▸ Brief: Transcribe the material in full, exactly as written.

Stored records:
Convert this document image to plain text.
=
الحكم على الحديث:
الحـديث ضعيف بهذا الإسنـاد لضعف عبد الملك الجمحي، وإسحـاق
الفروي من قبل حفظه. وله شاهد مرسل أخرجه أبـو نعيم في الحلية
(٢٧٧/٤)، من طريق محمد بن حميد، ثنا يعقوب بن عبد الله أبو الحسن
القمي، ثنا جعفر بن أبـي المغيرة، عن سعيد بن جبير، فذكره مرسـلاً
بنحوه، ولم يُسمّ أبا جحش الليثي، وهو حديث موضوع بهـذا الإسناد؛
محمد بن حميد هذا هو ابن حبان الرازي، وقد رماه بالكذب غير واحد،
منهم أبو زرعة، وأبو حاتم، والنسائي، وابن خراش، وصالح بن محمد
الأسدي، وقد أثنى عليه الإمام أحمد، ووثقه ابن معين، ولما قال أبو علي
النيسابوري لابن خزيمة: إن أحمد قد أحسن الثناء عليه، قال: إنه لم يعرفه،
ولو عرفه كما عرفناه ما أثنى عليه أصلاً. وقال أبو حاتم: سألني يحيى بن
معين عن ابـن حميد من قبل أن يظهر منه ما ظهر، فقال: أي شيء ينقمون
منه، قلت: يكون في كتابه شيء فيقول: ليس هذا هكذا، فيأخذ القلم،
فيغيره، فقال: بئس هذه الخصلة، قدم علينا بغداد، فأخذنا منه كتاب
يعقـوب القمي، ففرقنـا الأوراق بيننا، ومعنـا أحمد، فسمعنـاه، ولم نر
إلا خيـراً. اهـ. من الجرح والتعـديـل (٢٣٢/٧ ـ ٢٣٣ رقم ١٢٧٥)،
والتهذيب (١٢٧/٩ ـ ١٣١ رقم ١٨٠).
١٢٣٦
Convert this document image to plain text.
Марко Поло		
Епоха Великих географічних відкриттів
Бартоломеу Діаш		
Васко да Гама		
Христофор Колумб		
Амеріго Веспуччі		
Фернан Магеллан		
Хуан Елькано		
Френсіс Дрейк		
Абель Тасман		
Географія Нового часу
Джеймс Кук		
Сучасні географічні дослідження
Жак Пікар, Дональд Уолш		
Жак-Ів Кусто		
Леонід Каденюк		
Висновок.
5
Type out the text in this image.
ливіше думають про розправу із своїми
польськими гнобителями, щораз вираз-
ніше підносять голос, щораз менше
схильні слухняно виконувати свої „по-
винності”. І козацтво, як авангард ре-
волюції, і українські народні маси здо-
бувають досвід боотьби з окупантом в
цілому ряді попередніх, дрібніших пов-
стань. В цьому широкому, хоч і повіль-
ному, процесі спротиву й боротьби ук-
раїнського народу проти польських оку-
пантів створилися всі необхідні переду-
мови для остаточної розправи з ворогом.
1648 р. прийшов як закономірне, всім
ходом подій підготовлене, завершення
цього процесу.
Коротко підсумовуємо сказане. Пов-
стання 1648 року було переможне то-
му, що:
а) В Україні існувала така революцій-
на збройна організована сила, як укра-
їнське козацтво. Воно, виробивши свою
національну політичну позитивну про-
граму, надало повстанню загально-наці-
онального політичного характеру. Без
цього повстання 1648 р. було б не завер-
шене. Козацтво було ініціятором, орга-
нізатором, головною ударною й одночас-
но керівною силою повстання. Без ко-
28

▸ Result of the task:
Convert this document image to plain text.
=
الحكم على الحديث:
الحـديث ضعيف بهذا الإسنـاد لضعف عبد الملك الجمحي، وإسحـاق
الفروي من قبل حفظه. وله شاهد مرسل أخرجه أبـو نعيم في الحلية
(٢٧٧/٤)، من طريق محمد بن حميد، ثنا يعقوب بن عبد الله أبو الحسن
القمي، ثنا جعفر بن أبـي المغيرة، عن سعيد بن جبير، فذكره مرسـلاً
بنحوه، ولم يُسمّ أبا جحش الليثي، وهو حديث موضوع بهـذا الإسناد؛
محمد بن حميد هذا هو ابن حبان الرازي، وقد رماه بالكذب غير واحد،
منهم أبو زرعة، وأبو حاتم، والنسائي، وابن خراش، وصالح بن محمد
الأسدي، وقد أثنى عليه الإمام أحمد، ووثقه ابن معين، ولما قال أبو علي
النيسابوري لابن خزيمة: إن أحمد قد أحسن الثناء عليه، قال: إنه لم يعرفه،
ولو عرفه كما عرفناه ما أثنى عليه أصلاً. وقال أبو حاتم: سألني يحيى بن
معين عن ابـن حميد من قبل أن يظهر منه ما ظهر، فقال: أي شيء ينقمون
منه، قلت: يكون في كتابه شيء فيقول: ليس هذا هكذا، فيأخذ القلم،
فيغيره، فقال: بئس هذه الخصلة، قدم علينا بغداد، فأخذنا منه كتاب
يعقـوب القمي، ففرقنـا الأوراق بيننا، ومعنـا أحمد، فسمعنـاه، ولم نر
إلا خيـراً. اهـ. من الجرح والتعـديـل (٢٣٢/٧ ـ ٢٣٣ رقم ١٢٧٥)،
والتهذيب (١٢٧/٩ ـ ١٣١ رقم ١٨٠).
١٢٣٦
Convert this document image to plain text.
Марко Поло		
Епоха Великих географічних відкриттів
Бартоломеу Діаш		
Васко да Гама		
Христофор Колумб		
Амеріго Веспуччі		
Фернан Магеллан		
Хуан Елькано		
Френсіс Дрейк		
Абель Тасман		
Географія Нового часу
Джеймс Кук		
Сучасні географічні дослідження
Жак Пікар, Дональд Уолш		
Жак-Ів Кусто		
Леонід Каденюк		
Висновок.
5
Type out the text in this image.
ливіше думають про розправу із своїми
польськими гнобителями, щораз вираз-
ніше підносять голос, щораз менше
схильні слухняно виконувати свої „по-
винності”. І козацтво, як авангард ре-
волюції, і українські народні маси здо-
бувають досвід боотьби з окупантом в
цілому ряді попередніх, дрібніших пов-
стань. В цьому широкому, хоч і повіль-
ному, процесі спротиву й боротьби ук-
раїнського народу проти польських оку-
пантів створилися всі необхідні переду-
мови для остаточної розправи з ворогом.
1648 р. прийшов як закономірне, всім
ходом подій підготовлене, завершення
цього процесу.
Коротко підсумовуємо сказане. Пов-
стання 1648 року було переможне то-
му, що:
а) В Україні існувала така революцій-
на збройна організована сила, як укра-
їнське козацтво. Воно, виробивши свою
національну політичну позитивну про-
граму, надало повстанню загально-наці-
онального політичного характеру. Без
цього повстання 1648 р. було б не завер-
шене. Козацтво було ініціятором, орга-
нізатором, головною ударною й одночас-
но керівною силою повстання. Без ко-
28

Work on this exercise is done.